> WHAT IS REQUIRED:
Go through the data below and copy it exactly, skipping every picture.

### TASK DATA ###

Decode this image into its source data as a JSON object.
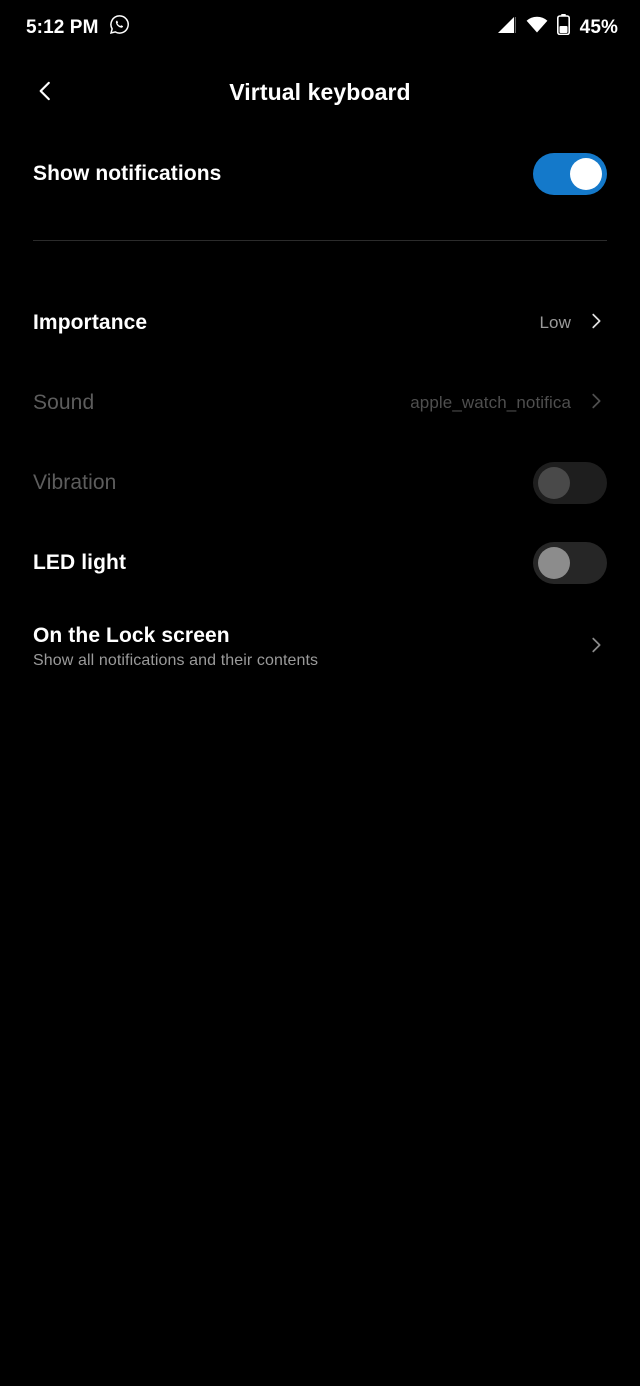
{
  "status_bar": {
    "time": "5:12 PM",
    "notification_icon": "whatsapp-icon",
    "signal_icon": "cellular-signal-icon",
    "wifi_icon": "wifi-icon",
    "battery_icon": "battery-icon",
    "battery_percent": "45%"
  },
  "app_bar": {
    "back_icon": "back-chevron-icon",
    "title": "Virtual keyboard"
  },
  "settings": {
    "show_notifications": {
      "label": "Show notifications",
      "toggle_state": "on"
    },
    "importance": {
      "label": "Importance",
      "value": "Low",
      "chevron_icon": "chevron-right-icon"
    },
    "sound": {
      "label": "Sound",
      "value": "apple_watch_notifica",
      "chevron_icon": "chevron-right-icon",
      "enabled": false
    },
    "vibration": {
      "label": "Vibration",
      "toggle_state": "off",
      "enabled": false
    },
    "led_light": {
      "label": "LED light",
      "toggle_state": "off",
      "enabled": true
    },
    "lock_screen": {
      "label": "On the Lock screen",
      "subtitle": "Show all notifications and their contents",
      "chevron_icon": "chevron-right-icon"
    }
  },
  "colors": {
    "background": "#000000",
    "toggle_on": "#1479ca",
    "text_primary": "#ffffff",
    "text_secondary": "#9a9a9a",
    "text_disabled": "#5d5d5d",
    "divider": "#2b2b2b"
  }
}
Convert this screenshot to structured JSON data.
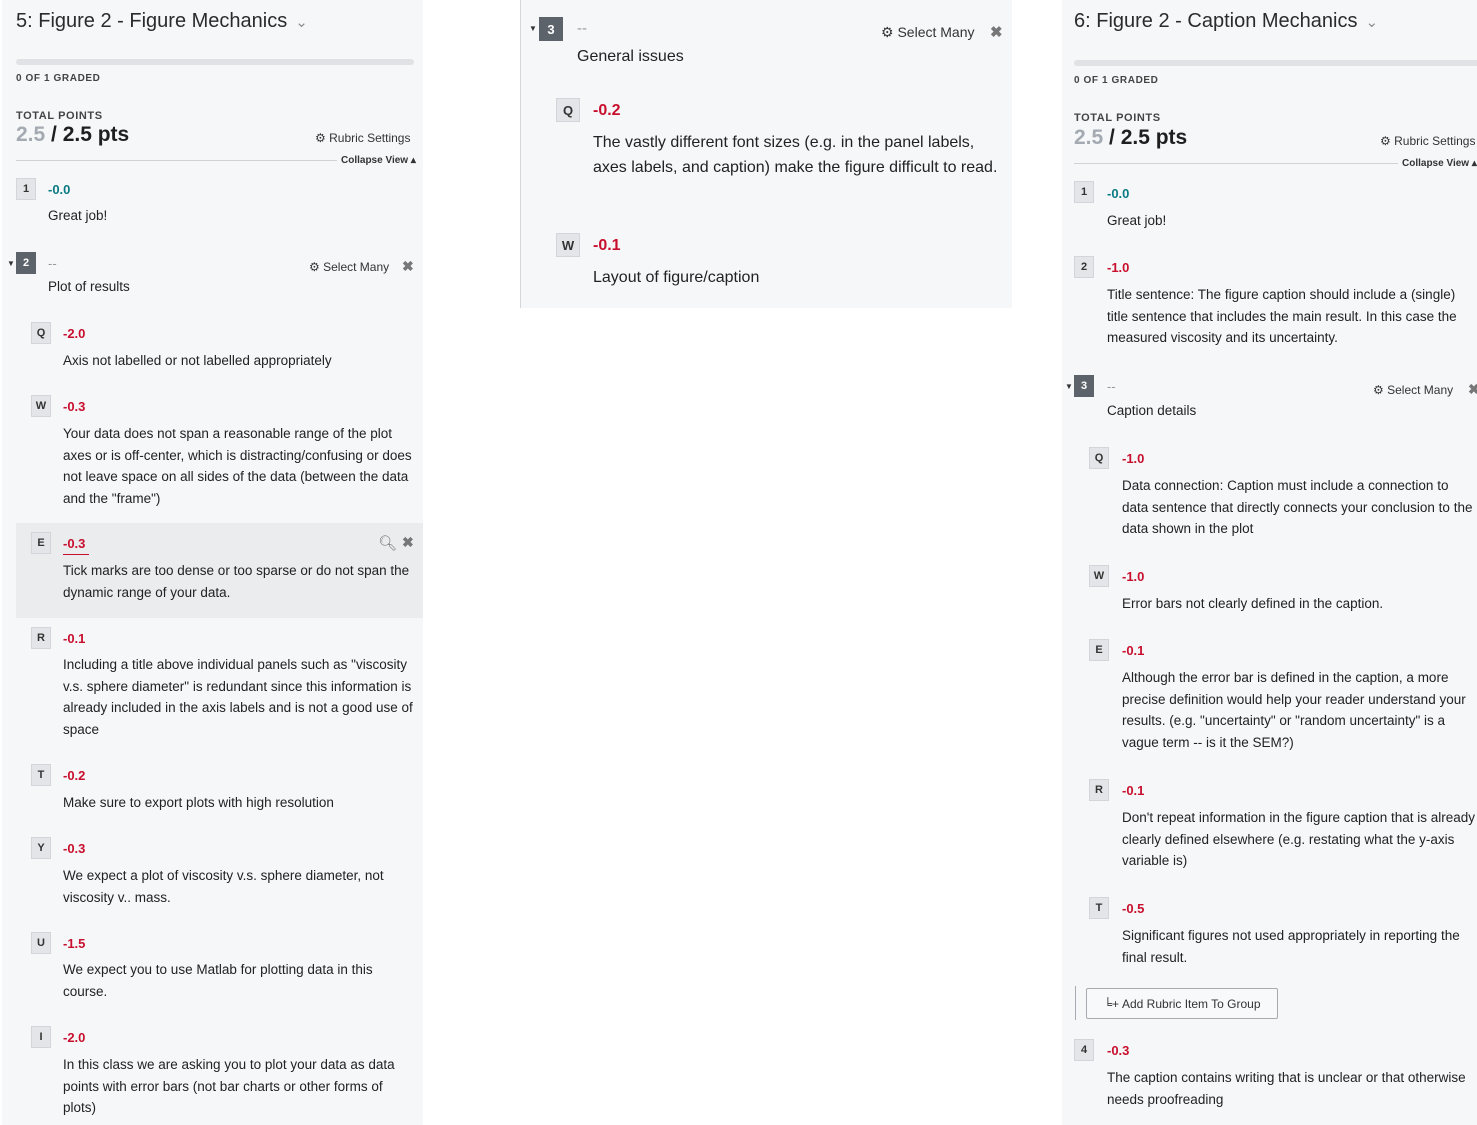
{
  "left": {
    "title": "5: Figure 2 - Figure Mechanics",
    "chevron": "⌄",
    "graded": "0 OF 1 GRADED",
    "total_label": "TOTAL POINTS",
    "score_current": "2.5",
    "score_max": " / 2.5 pts",
    "rubric_settings": "Rubric Settings",
    "collapse_view": "Collapse View ▴",
    "item1": {
      "key": "1",
      "pts": "-0.0",
      "text": "Great job!"
    },
    "group2": {
      "key": "2",
      "dash": "--",
      "label": "Plot of results",
      "select_many": "Select Many"
    },
    "sub": [
      {
        "key": "Q",
        "pts": "-2.0",
        "text": "Axis not labelled or not labelled appropriately"
      },
      {
        "key": "W",
        "pts": "-0.3",
        "text": "Your data does not span a reasonable range of the plot axes or is off-center, which is distracting/confusing or does not leave space on all sides of the data (between the data and the \"frame\")"
      },
      {
        "key": "E",
        "pts": "-0.3",
        "text": "Tick marks are too dense or too sparse or do not span the dynamic range of your data."
      },
      {
        "key": "R",
        "pts": "-0.1",
        "text": "Including a title above individual panels such as \"viscosity v.s. sphere diameter\" is redundant since this information is already included in the axis labels and is not a good use of space"
      },
      {
        "key": "T",
        "pts": "-0.2",
        "text": "Make sure to export plots with high resolution"
      },
      {
        "key": "Y",
        "pts": "-0.3",
        "text": "We expect a plot of viscosity v.s. sphere diameter, not viscosity v.. mass."
      },
      {
        "key": "U",
        "pts": "-1.5",
        "text": "We expect you to use Matlab for plotting data in this course."
      },
      {
        "key": "I",
        "pts": "-2.0",
        "text": "In this class we are asking you to plot your data as data points with error bars (not bar charts or other forms of plots)"
      }
    ]
  },
  "mid": {
    "group3": {
      "key": "3",
      "dash": "--",
      "label": "General issues",
      "select_many": "Select Many"
    },
    "sub": [
      {
        "key": "Q",
        "pts": "-0.2",
        "text": "The vastly different font sizes (e.g. in the panel labels, axes labels, and caption) make the figure difficult to read."
      },
      {
        "key": "W",
        "pts": "-0.1",
        "text": "Layout of figure/caption"
      }
    ]
  },
  "right": {
    "title": "6: Figure 2 - Caption Mechanics",
    "chevron": "⌄",
    "graded": "0 OF 1 GRADED",
    "total_label": "TOTAL POINTS",
    "score_current": "2.5",
    "score_max": " / 2.5 pts",
    "rubric_settings": "Rubric Settings",
    "collapse_view": "Collapse View ▴",
    "item1": {
      "key": "1",
      "pts": "-0.0",
      "text": "Great job!"
    },
    "item2": {
      "key": "2",
      "pts": "-1.0",
      "text": "Title sentence: The figure caption should include a (single) title sentence that includes the main result. In this case the measured viscosity and its uncertainty."
    },
    "group3": {
      "key": "3",
      "dash": "--",
      "label": "Caption details",
      "select_many": "Select Many"
    },
    "sub": [
      {
        "key": "Q",
        "pts": "-1.0",
        "text": "Data connection: Caption must include a connection to data sentence that directly connects your conclusion to the data shown in the plot"
      },
      {
        "key": "W",
        "pts": "-1.0",
        "text": "Error bars not clearly defined in the caption."
      },
      {
        "key": "E",
        "pts": "-0.1",
        "text": "Although the error bar is defined in the caption, a more precise definition would help your reader understand your results.  (e.g. \"uncertainty\" or \"random uncertainty\" is a vague term -- is it the SEM?)"
      },
      {
        "key": "R",
        "pts": "-0.1",
        "text": "Don't repeat information in the figure caption that is already clearly defined elsewhere (e.g. restating what the y-axis variable is)"
      },
      {
        "key": "T",
        "pts": "-0.5",
        "text": "Significant figures not used appropriately in reporting the final result."
      }
    ],
    "add_item": "Add Rubric Item To Group",
    "item4": {
      "key": "4",
      "pts": "-0.3",
      "text": "The caption contains writing that is unclear or that otherwise needs proofreading"
    }
  }
}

###

> WRITTEN SOLUTION:
Decode this image into its source data as a JSON object.
{
  "status_bar": {
    "time": "5:12 PM",
    "notification_icon": "whatsapp-icon",
    "signal_icon": "cellular-signal-icon",
    "wifi_icon": "wifi-icon",
    "battery_icon": "battery-icon",
    "battery_percent": "45%"
  },
  "app_bar": {
    "back_icon": "back-chevron-icon",
    "title": "Virtual keyboard"
  },
  "settings": {
    "show_notifications": {
      "label": "Show notifications",
      "toggle_state": "on"
    },
    "importance": {
      "label": "Importance",
      "value": "Low",
      "chevron_icon": "chevron-right-icon"
    },
    "sound": {
      "label": "Sound",
      "value": "apple_watch_notifica",
      "chevron_icon": "chevron-right-icon",
      "enabled": false
    },
    "vibration": {
      "label": "Vibration",
      "toggle_state": "off",
      "enabled": false
    },
    "led_light": {
      "label": "LED light",
      "toggle_state": "off",
      "enabled": true
    },
    "lock_screen": {
      "label": "On the Lock screen",
      "subtitle": "Show all notifications and their contents",
      "chevron_icon": "chevron-right-icon"
    }
  },
  "colors": {
    "background": "#000000",
    "toggle_on": "#1479ca",
    "text_primary": "#ffffff",
    "text_secondary": "#9a9a9a",
    "text_disabled": "#5d5d5d",
    "divider": "#2b2b2b"
  }
}
Convert this screenshot to structured JSON data.
{
  "left": {
    "title": "5: Figure 2 - Figure Mechanics",
    "chevron": "⌄",
    "graded": "0 OF 1 GRADED",
    "total_label": "TOTAL POINTS",
    "score_current": "2.5",
    "score_max": " / 2.5 pts",
    "rubric_settings": "Rubric Settings",
    "collapse_view": "Collapse View ▴",
    "item1": {
      "key": "1",
      "pts": "-0.0",
      "text": "Great job!"
    },
    "group2": {
      "key": "2",
      "dash": "--",
      "label": "Plot of results",
      "select_many": "Select Many"
    },
    "sub": [
      {
        "key": "Q",
        "pts": "-2.0",
        "text": "Axis not labelled or not labelled appropriately"
      },
      {
        "key": "W",
        "pts": "-0.3",
        "text": "Your data does not span a reasonable range of the plot axes or is off-center, which is distracting/confusing or does not leave space on all sides of the data (between the data and the \"frame\")"
      },
      {
        "key": "E",
        "pts": "-0.3",
        "text": "Tick marks are too dense or too sparse or do not span the dynamic range of your data."
      },
      {
        "key": "R",
        "pts": "-0.1",
        "text": "Including a title above individual panels such as \"viscosity v.s. sphere diameter\" is redundant since this information is already included in the axis labels and is not a good use of space"
      },
      {
        "key": "T",
        "pts": "-0.2",
        "text": "Make sure to export plots with high resolution"
      },
      {
        "key": "Y",
        "pts": "-0.3",
        "text": "We expect a plot of viscosity v.s. sphere diameter, not viscosity v.. mass."
      },
      {
        "key": "U",
        "pts": "-1.5",
        "text": "We expect you to use Matlab for plotting data in this course."
      },
      {
        "key": "I",
        "pts": "-2.0",
        "text": "In this class we are asking you to plot your data as data points with error bars (not bar charts or other forms of plots)"
      }
    ]
  },
  "mid": {
    "group3": {
      "key": "3",
      "dash": "--",
      "label": "General issues",
      "select_many": "Select Many"
    },
    "sub": [
      {
        "key": "Q",
        "pts": "-0.2",
        "text": "The vastly different font sizes (e.g. in the panel labels, axes labels, and caption) make the figure difficult to read."
      },
      {
        "key": "W",
        "pts": "-0.1",
        "text": "Layout of figure/caption"
      }
    ]
  },
  "right": {
    "title": "6: Figure 2 - Caption Mechanics",
    "chevron": "⌄",
    "graded": "0 OF 1 GRADED",
    "total_label": "TOTAL POINTS",
    "score_current": "2.5",
    "score_max": " / 2.5 pts",
    "rubric_settings": "Rubric Settings",
    "collapse_view": "Collapse View ▴",
    "item1": {
      "key": "1",
      "pts": "-0.0",
      "text": "Great job!"
    },
    "item2": {
      "key": "2",
      "pts": "-1.0",
      "text": "Title sentence: The figure caption should include a (single) title sentence that includes the main result. In this case the measured viscosity and its uncertainty."
    },
    "group3": {
      "key": "3",
      "dash": "--",
      "label": "Caption details",
      "select_many": "Select Many"
    },
    "sub": [
      {
        "key": "Q",
        "pts": "-1.0",
        "text": "Data connection: Caption must include a connection to data sentence that directly connects your conclusion to the data shown in the plot"
      },
      {
        "key": "W",
        "pts": "-1.0",
        "text": "Error bars not clearly defined in the caption."
      },
      {
        "key": "E",
        "pts": "-0.1",
        "text": "Although the error bar is defined in the caption, a more precise definition would help your reader understand your results.  (e.g. \"uncertainty\" or \"random uncertainty\" is a vague term -- is it the SEM?)"
      },
      {
        "key": "R",
        "pts": "-0.1",
        "text": "Don't repeat information in the figure caption that is already clearly defined elsewhere (e.g. restating what the y-axis variable is)"
      },
      {
        "key": "T",
        "pts": "-0.5",
        "text": "Significant figures not used appropriately in reporting the final result."
      }
    ],
    "add_item": "Add Rubric Item To Group",
    "item4": {
      "key": "4",
      "pts": "-0.3",
      "text": "The caption contains writing that is unclear or that otherwise needs proofreading"
    }
  }
}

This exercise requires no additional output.